▶ Description of the task
Copy out the material below verbatim, leaving out the pictures.

▶ Records for this exercise
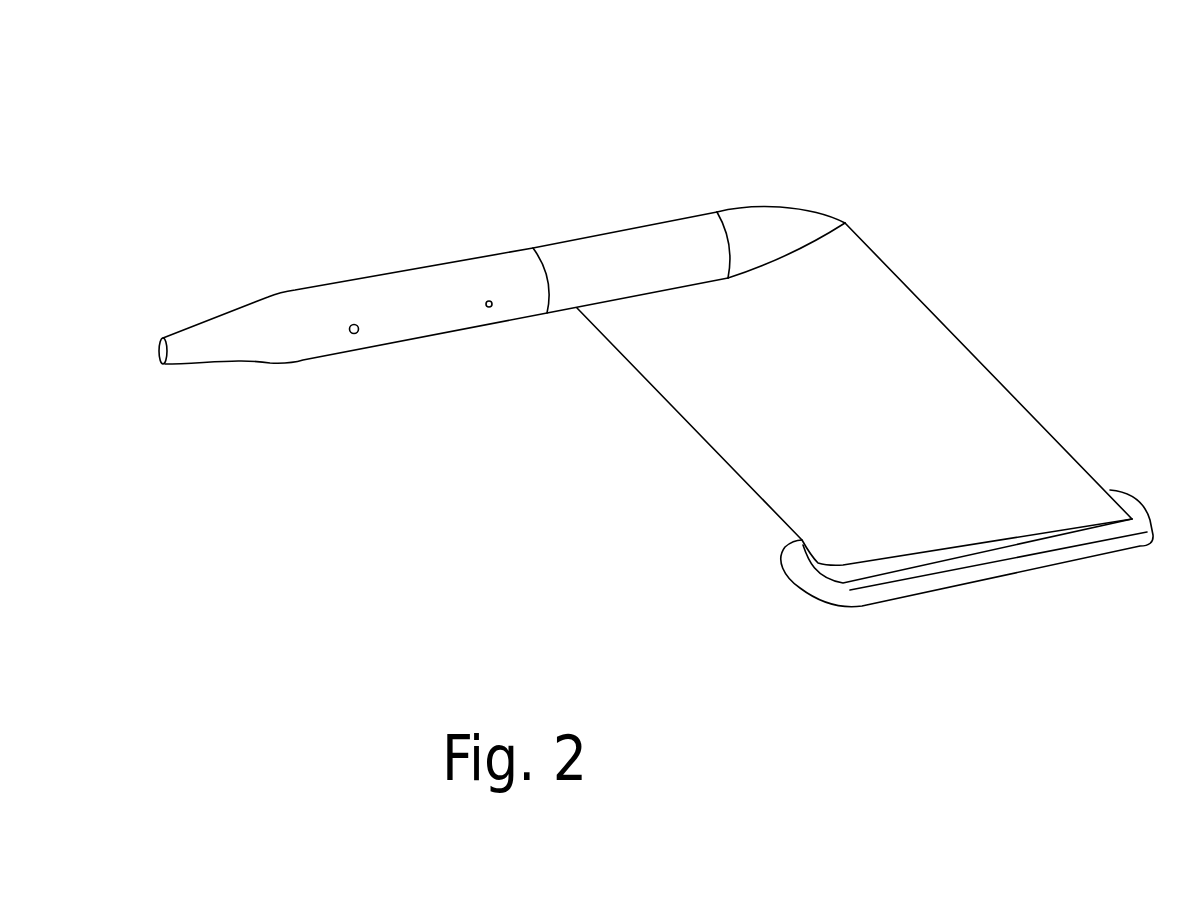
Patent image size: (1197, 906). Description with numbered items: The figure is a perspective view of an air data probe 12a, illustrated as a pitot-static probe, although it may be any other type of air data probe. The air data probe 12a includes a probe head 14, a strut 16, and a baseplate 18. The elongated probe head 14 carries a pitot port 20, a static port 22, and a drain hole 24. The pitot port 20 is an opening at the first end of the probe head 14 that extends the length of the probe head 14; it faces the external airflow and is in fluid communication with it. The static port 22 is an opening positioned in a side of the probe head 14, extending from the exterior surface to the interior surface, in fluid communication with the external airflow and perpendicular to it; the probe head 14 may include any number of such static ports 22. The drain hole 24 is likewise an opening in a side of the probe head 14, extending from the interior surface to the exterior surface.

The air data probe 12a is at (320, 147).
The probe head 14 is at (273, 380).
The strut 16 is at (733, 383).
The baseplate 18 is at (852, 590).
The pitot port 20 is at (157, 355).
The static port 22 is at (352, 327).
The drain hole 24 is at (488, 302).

▶ Exercise answer
Patent image size: (1197, 906). Description with numbered items: The figure is a perspective view of an air data probe 12a, illustrated as a pitot-static probe, although it may be any other type of air data probe. The air data probe 12a includes a probe head 14, a strut 16, and a baseplate 18. The elongated probe head 14 carries a pitot port 20, a static port 22, and a drain hole 24. The pitot port 20 is an opening at the first end of the probe head 14 that extends the length of the probe head 14; it faces the external airflow and is in fluid communication with it. The static port 22 is an opening positioned in a side of the probe head 14, extending from the exterior surface to the interior surface, in fluid communication with the external airflow and perpendicular to it; the probe head 14 may include any number of such static ports 22. The drain hole 24 is likewise an opening in a side of the probe head 14, extending from the interior surface to the exterior surface.

The air data probe 12a is at (320, 147).
The probe head 14 is at (273, 380).
The strut 16 is at (733, 383).
The baseplate 18 is at (852, 590).
The pitot port 20 is at (157, 355).
The static port 22 is at (352, 327).
The drain hole 24 is at (488, 302).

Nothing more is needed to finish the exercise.